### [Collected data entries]
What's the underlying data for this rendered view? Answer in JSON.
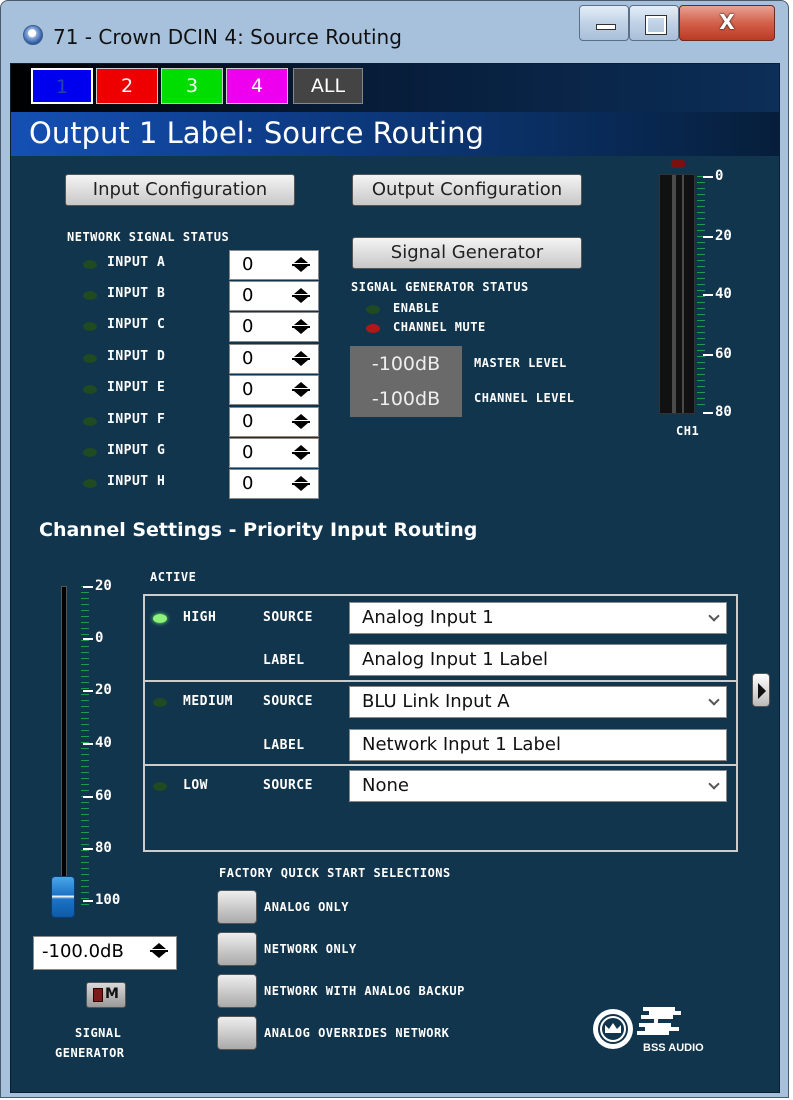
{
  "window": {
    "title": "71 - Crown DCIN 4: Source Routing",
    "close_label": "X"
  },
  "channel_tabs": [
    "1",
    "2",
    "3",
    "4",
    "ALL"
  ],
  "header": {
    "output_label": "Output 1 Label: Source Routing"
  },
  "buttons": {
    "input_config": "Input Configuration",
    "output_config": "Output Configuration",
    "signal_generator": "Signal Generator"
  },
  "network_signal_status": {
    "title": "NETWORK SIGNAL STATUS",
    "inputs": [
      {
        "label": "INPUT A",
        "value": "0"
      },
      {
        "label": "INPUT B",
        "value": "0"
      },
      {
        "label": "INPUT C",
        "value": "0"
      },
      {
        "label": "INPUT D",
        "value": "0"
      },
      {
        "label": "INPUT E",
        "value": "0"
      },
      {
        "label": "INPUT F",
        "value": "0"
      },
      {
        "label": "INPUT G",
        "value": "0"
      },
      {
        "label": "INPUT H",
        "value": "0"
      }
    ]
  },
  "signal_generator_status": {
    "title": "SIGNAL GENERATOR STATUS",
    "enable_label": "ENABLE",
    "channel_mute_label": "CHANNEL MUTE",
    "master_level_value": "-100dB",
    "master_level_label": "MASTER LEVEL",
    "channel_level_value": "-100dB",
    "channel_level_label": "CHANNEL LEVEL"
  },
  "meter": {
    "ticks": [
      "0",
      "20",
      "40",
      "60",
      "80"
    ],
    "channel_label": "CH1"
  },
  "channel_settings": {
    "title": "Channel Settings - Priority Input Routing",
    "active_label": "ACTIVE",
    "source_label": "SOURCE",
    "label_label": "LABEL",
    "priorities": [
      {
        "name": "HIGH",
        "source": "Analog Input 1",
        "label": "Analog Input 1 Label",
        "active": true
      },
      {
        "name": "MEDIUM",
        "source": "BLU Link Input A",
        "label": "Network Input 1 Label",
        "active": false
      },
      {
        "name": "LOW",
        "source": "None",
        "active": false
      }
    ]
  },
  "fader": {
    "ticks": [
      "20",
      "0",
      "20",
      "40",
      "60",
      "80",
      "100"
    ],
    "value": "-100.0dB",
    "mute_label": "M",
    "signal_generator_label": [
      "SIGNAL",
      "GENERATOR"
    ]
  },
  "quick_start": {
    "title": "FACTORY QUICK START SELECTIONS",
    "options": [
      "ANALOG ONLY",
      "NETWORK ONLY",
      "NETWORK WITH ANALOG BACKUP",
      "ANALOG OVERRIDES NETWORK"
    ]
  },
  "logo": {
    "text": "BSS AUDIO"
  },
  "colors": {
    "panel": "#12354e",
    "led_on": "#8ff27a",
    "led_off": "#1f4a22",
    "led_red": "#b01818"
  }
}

### [WORK TO BE COMPLETED]
Every line should be retyped exactly, with the pictures omitted.

### [RESULT OF THIS TASK]
What's the underlying data for this rendered view? Answer in JSON.
{
  "window": {
    "title": "71 - Crown DCIN 4: Source Routing",
    "close_label": "X"
  },
  "channel_tabs": [
    "1",
    "2",
    "3",
    "4",
    "ALL"
  ],
  "header": {
    "output_label": "Output 1 Label: Source Routing"
  },
  "buttons": {
    "input_config": "Input Configuration",
    "output_config": "Output Configuration",
    "signal_generator": "Signal Generator"
  },
  "network_signal_status": {
    "title": "NETWORK SIGNAL STATUS",
    "inputs": [
      {
        "label": "INPUT A",
        "value": "0"
      },
      {
        "label": "INPUT B",
        "value": "0"
      },
      {
        "label": "INPUT C",
        "value": "0"
      },
      {
        "label": "INPUT D",
        "value": "0"
      },
      {
        "label": "INPUT E",
        "value": "0"
      },
      {
        "label": "INPUT F",
        "value": "0"
      },
      {
        "label": "INPUT G",
        "value": "0"
      },
      {
        "label": "INPUT H",
        "value": "0"
      }
    ]
  },
  "signal_generator_status": {
    "title": "SIGNAL GENERATOR STATUS",
    "enable_label": "ENABLE",
    "channel_mute_label": "CHANNEL MUTE",
    "master_level_value": "-100dB",
    "master_level_label": "MASTER LEVEL",
    "channel_level_value": "-100dB",
    "channel_level_label": "CHANNEL LEVEL"
  },
  "meter": {
    "ticks": [
      "0",
      "20",
      "40",
      "60",
      "80"
    ],
    "channel_label": "CH1"
  },
  "channel_settings": {
    "title": "Channel Settings - Priority Input Routing",
    "active_label": "ACTIVE",
    "source_label": "SOURCE",
    "label_label": "LABEL",
    "priorities": [
      {
        "name": "HIGH",
        "source": "Analog Input 1",
        "label": "Analog Input 1 Label",
        "active": true
      },
      {
        "name": "MEDIUM",
        "source": "BLU Link Input A",
        "label": "Network Input 1 Label",
        "active": false
      },
      {
        "name": "LOW",
        "source": "None",
        "active": false
      }
    ]
  },
  "fader": {
    "ticks": [
      "20",
      "0",
      "20",
      "40",
      "60",
      "80",
      "100"
    ],
    "value": "-100.0dB",
    "mute_label": "M",
    "signal_generator_label": [
      "SIGNAL",
      "GENERATOR"
    ]
  },
  "quick_start": {
    "title": "FACTORY QUICK START SELECTIONS",
    "options": [
      "ANALOG ONLY",
      "NETWORK ONLY",
      "NETWORK WITH ANALOG BACKUP",
      "ANALOG OVERRIDES NETWORK"
    ]
  },
  "logo": {
    "text": "BSS AUDIO"
  },
  "colors": {
    "panel": "#12354e",
    "led_on": "#8ff27a",
    "led_off": "#1f4a22",
    "led_red": "#b01818"
  }
}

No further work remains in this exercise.